Records about charts and figures

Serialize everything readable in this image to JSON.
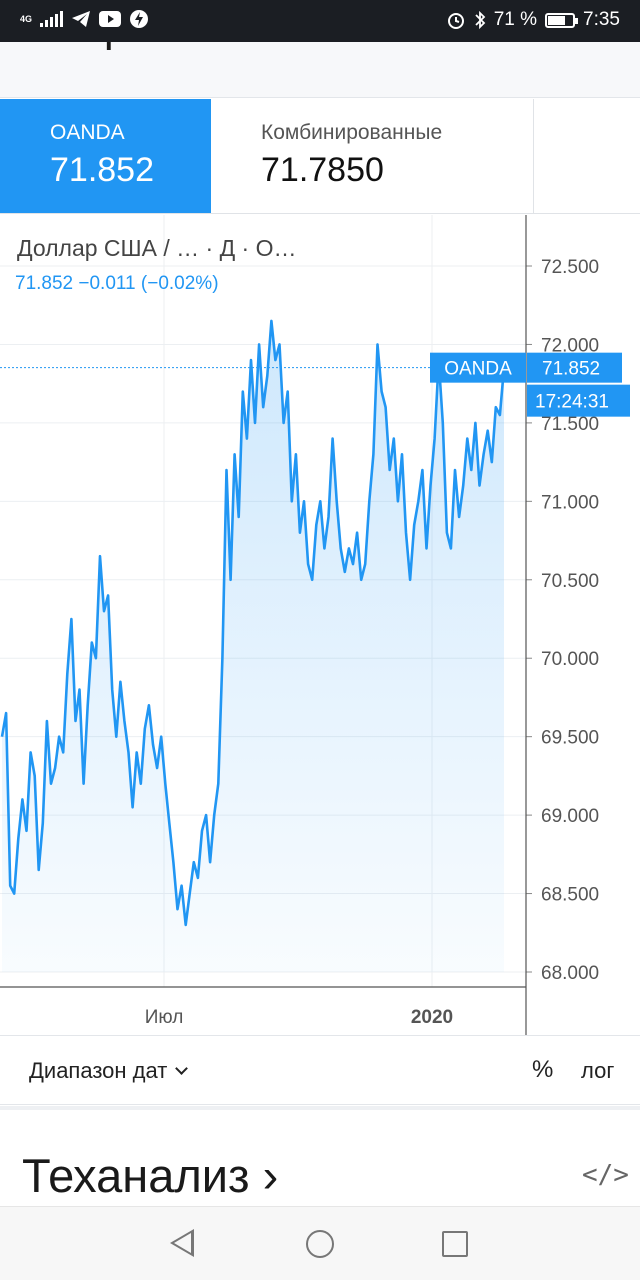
{
  "status": {
    "network": "4G",
    "battery_text": "71 %",
    "battery_level": 0.71,
    "time": "7:35"
  },
  "header": {
    "title": "Форекс"
  },
  "tabs": [
    {
      "name": "OANDA",
      "value": "71.852",
      "active": true
    },
    {
      "name": "Комбинированные",
      "value": "71.7850",
      "active": false
    }
  ],
  "chart": {
    "title": "Доллар США / …  · Д  · О…",
    "quote": "71.852  −0.011 (−0.02%)",
    "last_label": "OANDA",
    "last_value": "71.852",
    "timer": "17:24:31",
    "accent": "#2196f3"
  },
  "chart_data": {
    "type": "area",
    "y_ticks": [
      "72.500",
      "72.000",
      "71.500",
      "71.000",
      "70.500",
      "70.000",
      "69.500",
      "69.000",
      "68.500",
      "68.000"
    ],
    "ylim": [
      68.0,
      72.5
    ],
    "x_ticks": [
      "Июл",
      "2020"
    ],
    "last": 71.852,
    "series": [
      {
        "values": [
          69.5,
          69.65,
          68.55,
          68.5,
          68.85,
          69.1,
          68.9,
          69.4,
          69.25,
          68.65,
          68.95,
          69.6,
          69.2,
          69.3,
          69.5,
          69.4,
          69.9,
          70.25,
          69.6,
          69.8,
          69.2,
          69.7,
          70.1,
          70.0,
          70.65,
          70.3,
          70.4,
          69.8,
          69.5,
          69.85,
          69.6,
          69.4,
          69.05,
          69.4,
          69.2,
          69.55,
          69.7,
          69.45,
          69.3,
          69.5,
          69.2,
          68.95,
          68.7,
          68.4,
          68.55,
          68.3,
          68.5,
          68.7,
          68.6,
          68.9,
          69.0,
          68.7,
          69.0,
          69.2,
          70.0,
          71.2,
          70.5,
          71.3,
          70.9,
          71.7,
          71.4,
          71.9,
          71.5,
          72.0,
          71.6,
          71.8,
          72.15,
          71.9,
          72.0,
          71.5,
          71.7,
          71.0,
          71.3,
          70.8,
          71.0,
          70.6,
          70.5,
          70.85,
          71.0,
          70.7,
          70.9,
          71.4,
          71.0,
          70.7,
          70.55,
          70.7,
          70.6,
          70.8,
          70.5,
          70.6,
          71.0,
          71.3,
          72.0,
          71.7,
          71.6,
          71.2,
          71.4,
          71.0,
          71.3,
          70.8,
          70.5,
          70.85,
          71.0,
          71.2,
          70.7,
          71.1,
          71.4,
          71.9,
          71.5,
          70.8,
          70.7,
          71.2,
          70.9,
          71.1,
          71.4,
          71.2,
          71.5,
          71.1,
          71.3,
          71.45,
          71.25,
          71.6,
          71.55,
          71.852
        ]
      }
    ]
  },
  "controls": {
    "date_range": "Диапазон дат",
    "percent": "%",
    "log": "лог"
  },
  "section": {
    "title": "Теханализ ›",
    "code_icon": "</>"
  }
}
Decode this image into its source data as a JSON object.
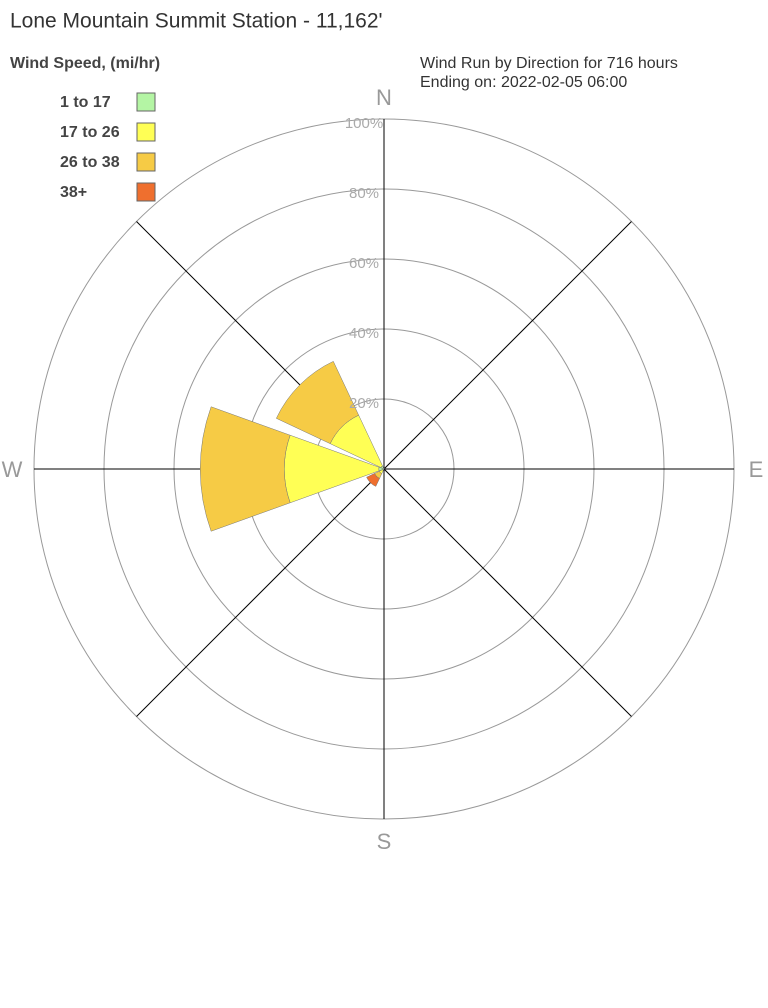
{
  "chart_data": {
    "type": "windrose",
    "title": "Lone Mountain Summit Station - 11,162'",
    "legend_title": "Wind Speed, (mi/hr)",
    "subtitle": [
      "Wind Run by Direction for 716 hours",
      "Ending on: 2022-02-05 06:00"
    ],
    "categories": [
      "N",
      null,
      "E",
      null,
      "S",
      null,
      "W",
      null
    ],
    "series": [
      {
        "name": "1 to 17",
        "color": "#b4f5a4",
        "values": [
          0.3,
          0,
          0,
          0,
          0,
          0.5,
          1.5,
          1
        ]
      },
      {
        "name": "17 to 26",
        "color": "#ffff55",
        "values": [
          0,
          0,
          0,
          0,
          0,
          1,
          27,
          16
        ]
      },
      {
        "name": "26 to 38",
        "color": "#f6cb45",
        "values": [
          0,
          0,
          0,
          0,
          0,
          1.5,
          24,
          17
        ]
      },
      {
        "name": "38+",
        "color": "#ef6f2e",
        "values": [
          0,
          0,
          0,
          0,
          0,
          2.5,
          0,
          0
        ]
      }
    ],
    "rlim": [
      0,
      100
    ],
    "rticks": [
      {
        "value": 20,
        "label": "20%"
      },
      {
        "value": 40,
        "label": "40%"
      },
      {
        "value": 60,
        "label": "60%"
      },
      {
        "value": 80,
        "label": "80%"
      },
      {
        "value": 100,
        "label": "100%"
      }
    ],
    "grid": true,
    "legend": "top-left"
  }
}
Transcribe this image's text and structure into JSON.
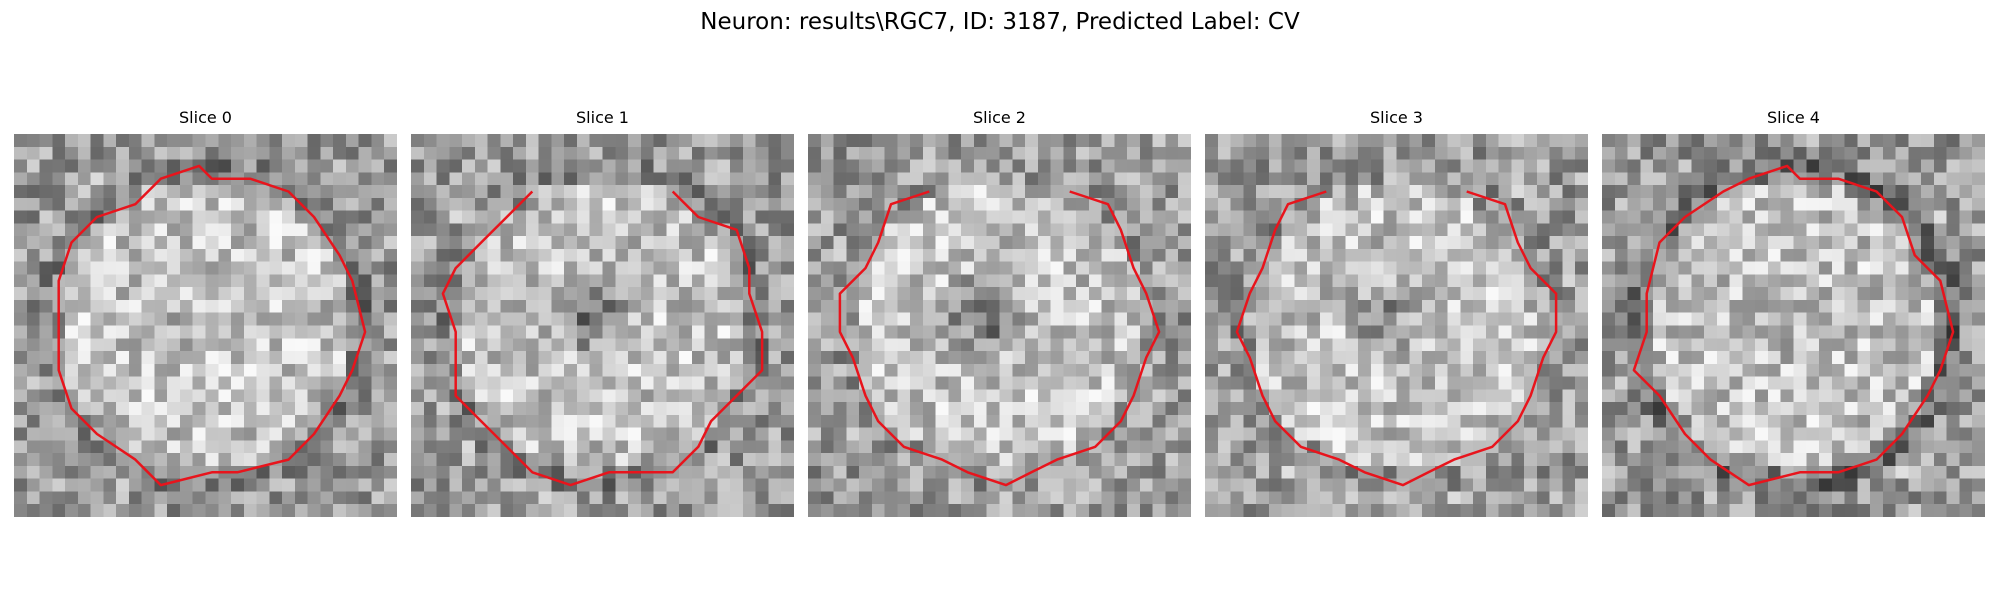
{
  "figure": {
    "title": "Neuron: results\\RGC7, ID: 3187, Predicted Label: CV"
  },
  "panels": [
    {
      "title": "Slice 0",
      "seed": 11,
      "dark_center": 0.1,
      "ring": 0.7,
      "open": false
    },
    {
      "title": "Slice 1",
      "seed": 23,
      "dark_center": 0.9,
      "ring": 0.6,
      "open": true
    },
    {
      "title": "Slice 2",
      "seed": 37,
      "dark_center": 1.0,
      "ring": 0.3,
      "open": true
    },
    {
      "title": "Slice 3",
      "seed": 51,
      "dark_center": 0.6,
      "ring": 0.4,
      "open": true
    },
    {
      "title": "Slice 4",
      "seed": 67,
      "dark_center": 0.2,
      "ring": 1.0,
      "open": false
    }
  ],
  "colors": {
    "contour": "#e8141c",
    "background": "#ffffff"
  }
}
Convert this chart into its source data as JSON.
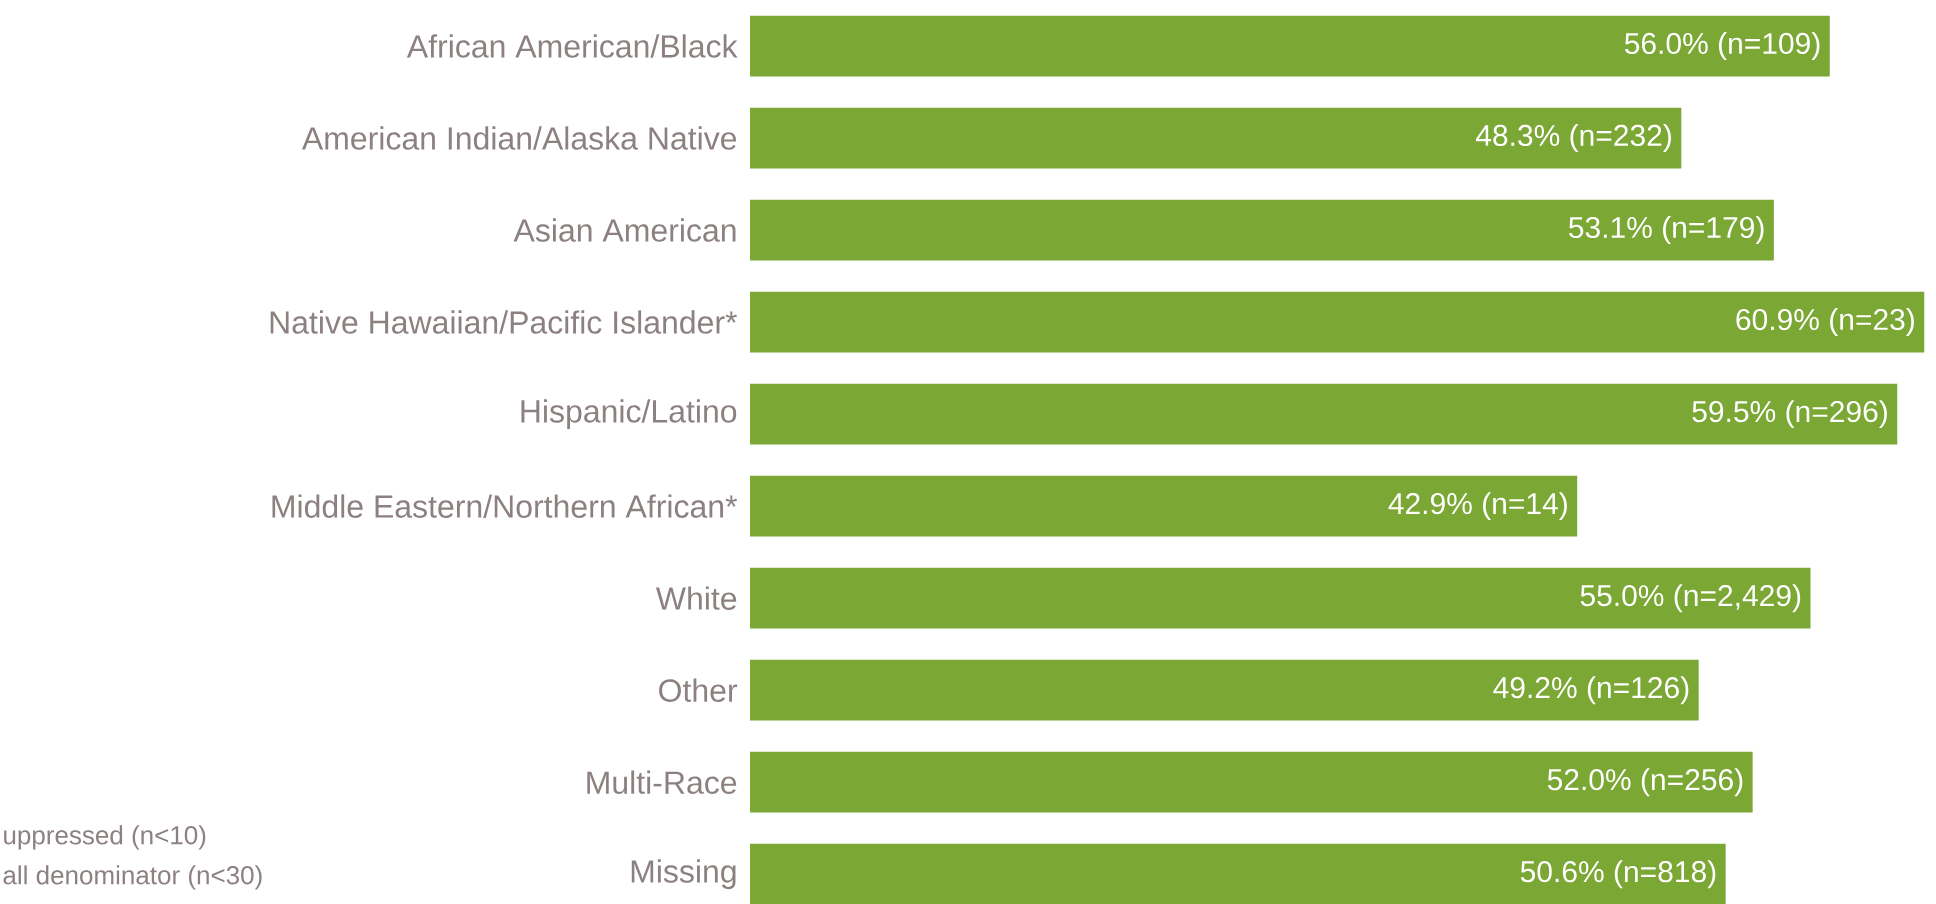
{
  "chart_data": {
    "type": "bar",
    "orientation": "horizontal",
    "categories": [
      "African American/Black",
      "American Indian/Alaska Native",
      "Asian American",
      "Native Hawaiian/Pacific Islander*",
      "Hispanic/Latino",
      "Middle Eastern/Northern African*",
      "White",
      "Other",
      "Multi-Race",
      "Missing"
    ],
    "values": [
      56.0,
      48.3,
      53.1,
      60.9,
      59.5,
      42.9,
      55.0,
      49.2,
      52.0,
      50.6
    ],
    "value_labels": [
      "56.0% (n=109)",
      "48.3% (n=232)",
      "53.1% (n=179)",
      "60.9% (n=23)",
      "59.5% (n=296)",
      "42.9% (n=14)",
      "55.0% (n=2,429)",
      "49.2% (n=126)",
      "52.0% (n=256)",
      "50.6% (n=818)"
    ],
    "color": "#7ba734",
    "annotations": [
      "uppressed (n<10)",
      "all denominator (n<30)"
    ]
  }
}
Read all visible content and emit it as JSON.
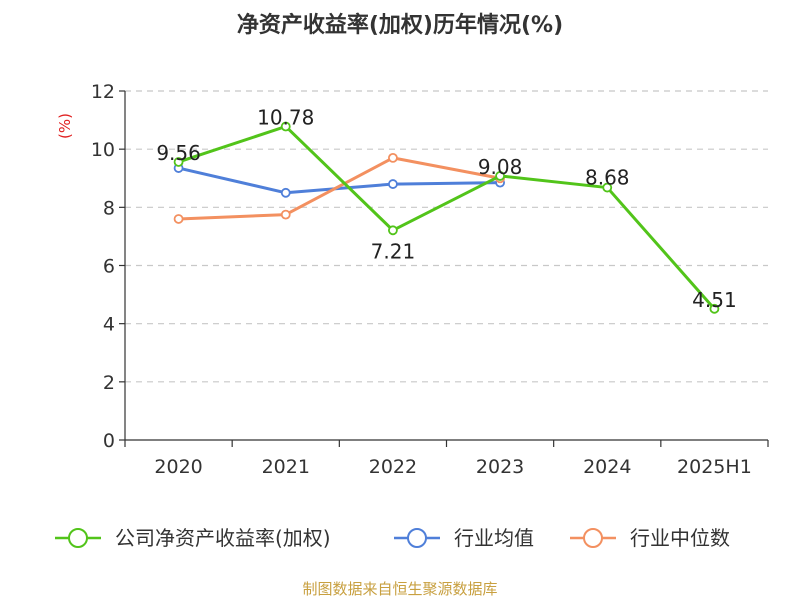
{
  "chart_data": {
    "type": "line",
    "title": "净资产收益率(加权)历年情况(%)",
    "ylabel": "(%)",
    "xlabel": "",
    "categories": [
      "2020",
      "2021",
      "2022",
      "2023",
      "2024",
      "2025H1"
    ],
    "ylim": [
      0,
      12
    ],
    "yticks": [
      0,
      2,
      4,
      6,
      8,
      10,
      12
    ],
    "grid": true,
    "legend_position": "bottom",
    "series": [
      {
        "name": "公司净资产收益率(加权)",
        "color": "#52c41a",
        "values": [
          9.56,
          10.78,
          7.21,
          9.08,
          8.68,
          4.51
        ],
        "data_labels": [
          "9.56",
          "10.78",
          "7.21",
          "9.08",
          "8.68",
          "4.51"
        ]
      },
      {
        "name": "行业均值",
        "color": "#4f7fd9",
        "values": [
          9.35,
          8.5,
          8.8,
          8.85,
          null,
          null
        ]
      },
      {
        "name": "行业中位数",
        "color": "#f39060",
        "values": [
          7.6,
          7.75,
          9.7,
          9.0,
          null,
          null
        ]
      }
    ],
    "source": "制图数据来自恒生聚源数据库"
  }
}
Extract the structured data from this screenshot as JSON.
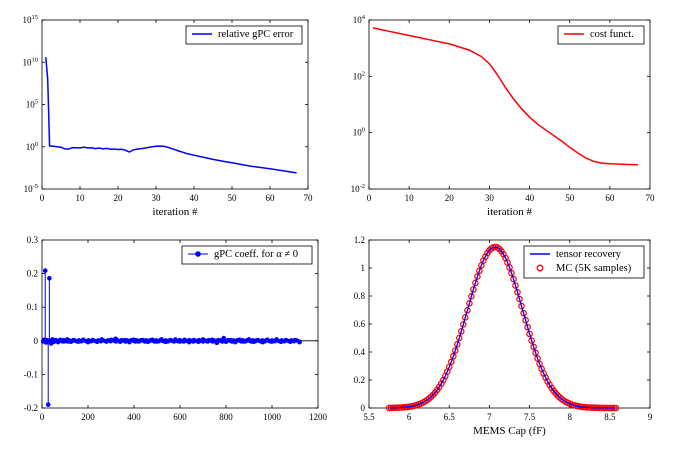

### AIM OF THE TASK
Copy every line in the records above that contains the word "image".

### RESPONSE
Serialize everything readable in this image to JSON.
Decode this image into its source data as a JSON object.
Transcribe this image's text and structure into JSON.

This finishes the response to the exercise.